* BEGIN EXERCISE INPUTS *
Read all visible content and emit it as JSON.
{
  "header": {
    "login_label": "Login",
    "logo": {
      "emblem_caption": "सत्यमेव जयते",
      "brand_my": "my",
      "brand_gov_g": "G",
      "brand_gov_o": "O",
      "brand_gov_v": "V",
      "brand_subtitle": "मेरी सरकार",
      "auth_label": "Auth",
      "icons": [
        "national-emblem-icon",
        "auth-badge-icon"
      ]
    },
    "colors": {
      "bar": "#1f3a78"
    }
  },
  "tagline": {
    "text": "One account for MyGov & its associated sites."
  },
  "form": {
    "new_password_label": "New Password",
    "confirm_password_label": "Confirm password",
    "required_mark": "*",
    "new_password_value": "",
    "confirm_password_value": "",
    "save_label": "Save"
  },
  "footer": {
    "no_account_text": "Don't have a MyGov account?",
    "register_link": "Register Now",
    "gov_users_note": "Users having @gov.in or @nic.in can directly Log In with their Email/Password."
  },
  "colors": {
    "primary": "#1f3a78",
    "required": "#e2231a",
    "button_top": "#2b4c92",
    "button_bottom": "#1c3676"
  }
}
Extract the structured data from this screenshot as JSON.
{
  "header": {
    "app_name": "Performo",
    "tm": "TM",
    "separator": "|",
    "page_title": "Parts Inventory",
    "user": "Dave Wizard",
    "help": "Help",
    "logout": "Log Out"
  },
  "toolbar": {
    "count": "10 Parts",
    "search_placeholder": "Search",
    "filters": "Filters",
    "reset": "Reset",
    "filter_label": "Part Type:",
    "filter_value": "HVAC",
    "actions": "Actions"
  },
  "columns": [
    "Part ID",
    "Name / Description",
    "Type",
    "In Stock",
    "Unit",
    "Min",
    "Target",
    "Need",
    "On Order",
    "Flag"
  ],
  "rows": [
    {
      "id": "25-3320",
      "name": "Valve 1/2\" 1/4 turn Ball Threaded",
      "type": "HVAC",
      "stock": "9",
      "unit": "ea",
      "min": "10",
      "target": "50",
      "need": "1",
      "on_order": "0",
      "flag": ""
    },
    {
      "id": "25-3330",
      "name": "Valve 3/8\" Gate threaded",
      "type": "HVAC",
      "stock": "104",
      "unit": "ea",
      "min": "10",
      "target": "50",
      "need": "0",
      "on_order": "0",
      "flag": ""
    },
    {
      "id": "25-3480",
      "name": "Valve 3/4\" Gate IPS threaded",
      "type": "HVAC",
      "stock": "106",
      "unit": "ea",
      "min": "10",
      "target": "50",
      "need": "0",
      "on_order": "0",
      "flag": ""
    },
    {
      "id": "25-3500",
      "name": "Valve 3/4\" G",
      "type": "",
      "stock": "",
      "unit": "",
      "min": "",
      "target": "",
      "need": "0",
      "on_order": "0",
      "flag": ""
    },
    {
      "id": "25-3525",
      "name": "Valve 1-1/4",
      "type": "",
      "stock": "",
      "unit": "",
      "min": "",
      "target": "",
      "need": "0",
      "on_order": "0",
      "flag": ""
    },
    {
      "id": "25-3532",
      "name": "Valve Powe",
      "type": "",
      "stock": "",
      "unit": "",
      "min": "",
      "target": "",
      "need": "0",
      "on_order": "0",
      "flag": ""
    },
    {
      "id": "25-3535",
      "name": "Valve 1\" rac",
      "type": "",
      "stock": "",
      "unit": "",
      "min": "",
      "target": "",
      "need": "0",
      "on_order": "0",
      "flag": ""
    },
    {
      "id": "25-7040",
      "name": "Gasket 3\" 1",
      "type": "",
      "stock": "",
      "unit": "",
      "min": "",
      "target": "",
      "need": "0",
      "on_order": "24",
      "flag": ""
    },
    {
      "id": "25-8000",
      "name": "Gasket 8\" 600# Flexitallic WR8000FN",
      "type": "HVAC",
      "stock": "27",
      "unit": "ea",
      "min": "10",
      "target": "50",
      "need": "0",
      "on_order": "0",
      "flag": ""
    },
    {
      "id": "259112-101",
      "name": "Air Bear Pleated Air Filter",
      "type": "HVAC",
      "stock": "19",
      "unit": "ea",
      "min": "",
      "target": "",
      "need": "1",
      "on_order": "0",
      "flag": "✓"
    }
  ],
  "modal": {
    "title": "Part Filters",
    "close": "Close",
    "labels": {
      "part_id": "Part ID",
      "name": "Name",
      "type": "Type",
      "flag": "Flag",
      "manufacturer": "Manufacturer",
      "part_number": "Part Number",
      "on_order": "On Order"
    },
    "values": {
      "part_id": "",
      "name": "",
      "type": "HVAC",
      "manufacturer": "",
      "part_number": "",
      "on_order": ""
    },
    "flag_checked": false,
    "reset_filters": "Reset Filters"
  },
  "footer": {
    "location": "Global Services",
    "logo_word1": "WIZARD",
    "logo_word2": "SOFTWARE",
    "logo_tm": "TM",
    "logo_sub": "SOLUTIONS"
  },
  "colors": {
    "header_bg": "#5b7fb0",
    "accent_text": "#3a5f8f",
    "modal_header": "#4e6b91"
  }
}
* END EXERCISE INPUTS *
Pick out each line above that includes "manufacturer" and show it.

      "manufacturer": "Manufacturer",
      "manufacturer": "",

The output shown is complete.